■ Your goal ■
Output the data word for word, dropping every image.

=== Data records ===

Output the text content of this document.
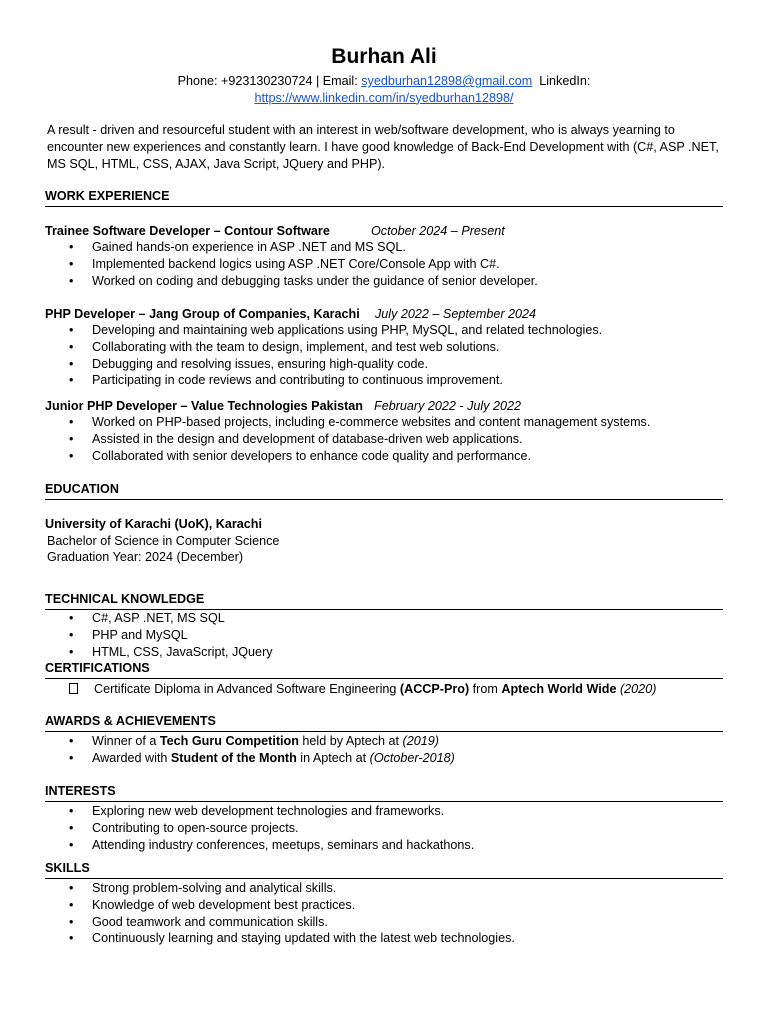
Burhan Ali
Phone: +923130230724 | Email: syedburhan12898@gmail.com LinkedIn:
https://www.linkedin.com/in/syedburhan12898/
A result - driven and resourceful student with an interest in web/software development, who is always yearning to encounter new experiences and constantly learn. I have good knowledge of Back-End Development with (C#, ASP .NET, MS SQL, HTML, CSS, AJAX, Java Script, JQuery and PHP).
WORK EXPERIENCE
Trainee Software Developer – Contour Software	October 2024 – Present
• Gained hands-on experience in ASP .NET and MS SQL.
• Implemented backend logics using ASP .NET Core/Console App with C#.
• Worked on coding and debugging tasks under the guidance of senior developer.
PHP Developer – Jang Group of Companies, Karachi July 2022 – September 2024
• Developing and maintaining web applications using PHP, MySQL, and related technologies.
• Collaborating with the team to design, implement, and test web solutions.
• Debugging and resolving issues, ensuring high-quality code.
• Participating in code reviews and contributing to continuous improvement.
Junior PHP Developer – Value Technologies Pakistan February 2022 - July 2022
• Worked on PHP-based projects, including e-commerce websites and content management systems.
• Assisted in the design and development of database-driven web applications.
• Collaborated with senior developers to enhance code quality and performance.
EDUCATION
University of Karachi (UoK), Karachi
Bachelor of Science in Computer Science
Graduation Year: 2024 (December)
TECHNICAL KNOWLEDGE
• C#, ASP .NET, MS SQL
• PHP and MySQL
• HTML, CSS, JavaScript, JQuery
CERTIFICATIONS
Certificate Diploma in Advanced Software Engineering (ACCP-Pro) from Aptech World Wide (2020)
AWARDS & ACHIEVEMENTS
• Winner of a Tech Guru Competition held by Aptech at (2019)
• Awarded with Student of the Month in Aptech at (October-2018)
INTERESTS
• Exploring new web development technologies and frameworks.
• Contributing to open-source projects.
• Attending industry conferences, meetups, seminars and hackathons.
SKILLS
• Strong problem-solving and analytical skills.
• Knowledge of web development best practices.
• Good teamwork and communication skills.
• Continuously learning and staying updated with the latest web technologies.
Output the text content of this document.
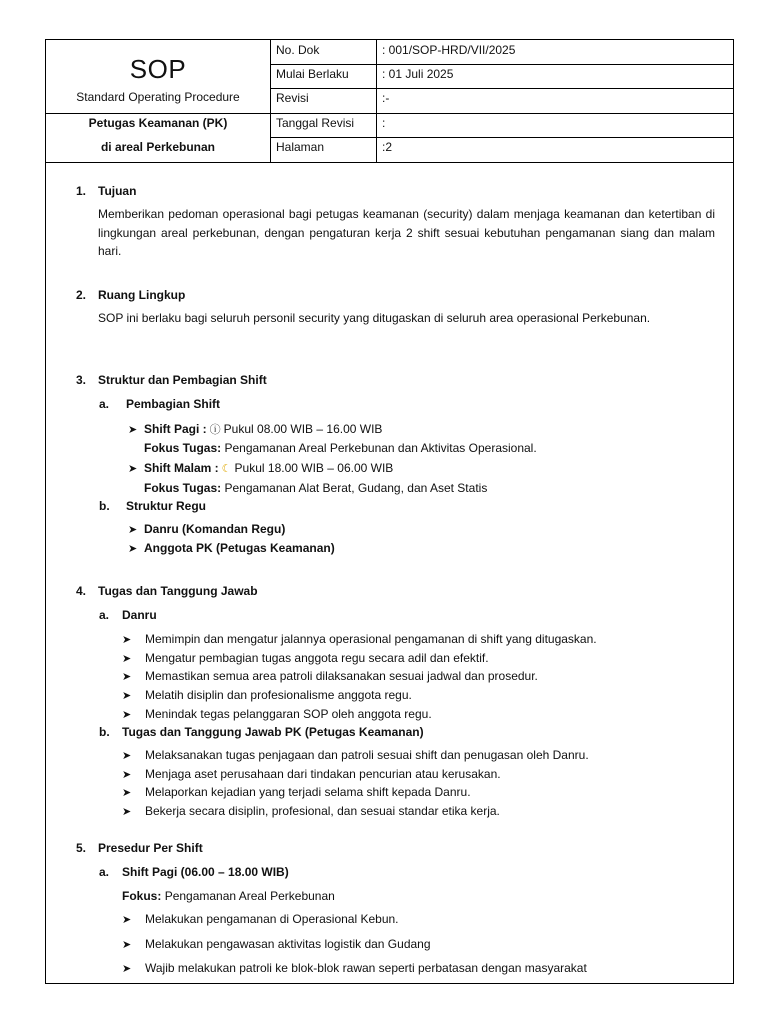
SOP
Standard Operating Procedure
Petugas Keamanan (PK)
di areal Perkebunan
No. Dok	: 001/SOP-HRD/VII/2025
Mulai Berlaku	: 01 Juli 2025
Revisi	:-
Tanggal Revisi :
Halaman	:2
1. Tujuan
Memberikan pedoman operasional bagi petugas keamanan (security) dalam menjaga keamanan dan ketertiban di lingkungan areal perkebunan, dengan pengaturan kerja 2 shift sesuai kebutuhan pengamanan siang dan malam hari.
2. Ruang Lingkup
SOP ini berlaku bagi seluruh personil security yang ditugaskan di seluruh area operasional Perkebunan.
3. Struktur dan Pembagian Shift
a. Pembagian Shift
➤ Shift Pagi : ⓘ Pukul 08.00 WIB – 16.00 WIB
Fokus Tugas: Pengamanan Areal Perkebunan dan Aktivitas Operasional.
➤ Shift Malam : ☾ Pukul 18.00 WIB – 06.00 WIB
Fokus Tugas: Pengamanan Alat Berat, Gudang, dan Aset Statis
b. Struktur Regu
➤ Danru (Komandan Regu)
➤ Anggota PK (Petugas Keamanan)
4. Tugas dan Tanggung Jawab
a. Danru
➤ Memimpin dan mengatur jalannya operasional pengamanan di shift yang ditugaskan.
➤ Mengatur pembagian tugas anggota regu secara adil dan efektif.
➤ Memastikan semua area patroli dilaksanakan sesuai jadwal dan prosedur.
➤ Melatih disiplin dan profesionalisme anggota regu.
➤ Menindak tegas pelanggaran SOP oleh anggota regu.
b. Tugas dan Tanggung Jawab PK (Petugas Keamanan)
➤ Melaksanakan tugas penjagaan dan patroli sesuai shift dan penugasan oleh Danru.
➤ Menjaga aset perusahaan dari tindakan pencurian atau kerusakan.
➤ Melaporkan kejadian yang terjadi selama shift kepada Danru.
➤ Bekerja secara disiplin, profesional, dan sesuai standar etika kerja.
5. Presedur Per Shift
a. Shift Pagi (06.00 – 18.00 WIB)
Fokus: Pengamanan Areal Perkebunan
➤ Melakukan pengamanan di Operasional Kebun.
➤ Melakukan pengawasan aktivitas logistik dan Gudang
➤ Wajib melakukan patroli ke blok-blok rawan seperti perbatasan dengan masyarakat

===

■ Response to the exercise ■
Output the text content of this document.
Burhan Ali
Phone: +923130230724 | Email: syedburhan12898@gmail.com LinkedIn:
https://www.linkedin.com/in/syedburhan12898/
A result - driven and resourceful student with an interest in web/software development, who is always yearning to encounter new experiences and constantly learn. I have good knowledge of Back-End Development with (C#, ASP .NET, MS SQL, HTML, CSS, AJAX, Java Script, JQuery and PHP).
WORK EXPERIENCE
Trainee Software Developer – Contour Software	October 2024 – Present
• Gained hands-on experience in ASP .NET and MS SQL.
• Implemented backend logics using ASP .NET Core/Console App with C#.
• Worked on coding and debugging tasks under the guidance of senior developer.
PHP Developer – Jang Group of Companies, Karachi July 2022 – September 2024
• Developing and maintaining web applications using PHP, MySQL, and related technologies.
• Collaborating with the team to design, implement, and test web solutions.
• Debugging and resolving issues, ensuring high-quality code.
• Participating in code reviews and contributing to continuous improvement.
Junior PHP Developer – Value Technologies Pakistan February 2022 - July 2022
• Worked on PHP-based projects, including e-commerce websites and content management systems.
• Assisted in the design and development of database-driven web applications.
• Collaborated with senior developers to enhance code quality and performance.
EDUCATION
University of Karachi (UoK), Karachi
Bachelor of Science in Computer Science
Graduation Year: 2024 (December)
TECHNICAL KNOWLEDGE
• C#, ASP .NET, MS SQL
• PHP and MySQL
• HTML, CSS, JavaScript, JQuery
CERTIFICATIONS
Certificate Diploma in Advanced Software Engineering (ACCP-Pro) from Aptech World Wide (2020)
AWARDS & ACHIEVEMENTS
• Winner of a Tech Guru Competition held by Aptech at (2019)
• Awarded with Student of the Month in Aptech at (October-2018)
INTERESTS
• Exploring new web development technologies and frameworks.
• Contributing to open-source projects.
• Attending industry conferences, meetups, seminars and hackathons.
SKILLS
• Strong problem-solving and analytical skills.
• Knowledge of web development best practices.
• Good teamwork and communication skills.
• Continuously learning and staying updated with the latest web technologies.
Output the text content of this document.
SOP
Standard Operating Procedure
Petugas Keamanan (PK)
di areal Perkebunan
No. Dok	: 001/SOP-HRD/VII/2025
Mulai Berlaku	: 01 Juli 2025
Revisi	:-
Tanggal Revisi :
Halaman	:2
1. Tujuan
Memberikan pedoman operasional bagi petugas keamanan (security) dalam menjaga keamanan dan ketertiban di lingkungan areal perkebunan, dengan pengaturan kerja 2 shift sesuai kebutuhan pengamanan siang dan malam hari.
2. Ruang Lingkup
SOP ini berlaku bagi seluruh personil security yang ditugaskan di seluruh area operasional Perkebunan.
3. Struktur dan Pembagian Shift
a. Pembagian Shift
➤ Shift Pagi : ⓘ Pukul 08.00 WIB – 16.00 WIB
Fokus Tugas: Pengamanan Areal Perkebunan dan Aktivitas Operasional.
➤ Shift Malam : ☾ Pukul 18.00 WIB – 06.00 WIB
Fokus Tugas: Pengamanan Alat Berat, Gudang, dan Aset Statis
b. Struktur Regu
➤ Danru (Komandan Regu)
➤ Anggota PK (Petugas Keamanan)
4. Tugas dan Tanggung Jawab
a. Danru
➤ Memimpin dan mengatur jalannya operasional pengamanan di shift yang ditugaskan.
➤ Mengatur pembagian tugas anggota regu secara adil dan efektif.
➤ Memastikan semua area patroli dilaksanakan sesuai jadwal dan prosedur.
➤ Melatih disiplin dan profesionalisme anggota regu.
➤ Menindak tegas pelanggaran SOP oleh anggota regu.
b. Tugas dan Tanggung Jawab PK (Petugas Keamanan)
➤ Melaksanakan tugas penjagaan dan patroli sesuai shift dan penugasan oleh Danru.
➤ Menjaga aset perusahaan dari tindakan pencurian atau kerusakan.
➤ Melaporkan kejadian yang terjadi selama shift kepada Danru.
➤ Bekerja secara disiplin, profesional, dan sesuai standar etika kerja.
5. Presedur Per Shift
a. Shift Pagi (06.00 – 18.00 WIB)
Fokus: Pengamanan Areal Perkebunan
➤ Melakukan pengamanan di Operasional Kebun.
➤ Melakukan pengawasan aktivitas logistik dan Gudang
➤ Wajib melakukan patroli ke blok-blok rawan seperti perbatasan dengan masyarakat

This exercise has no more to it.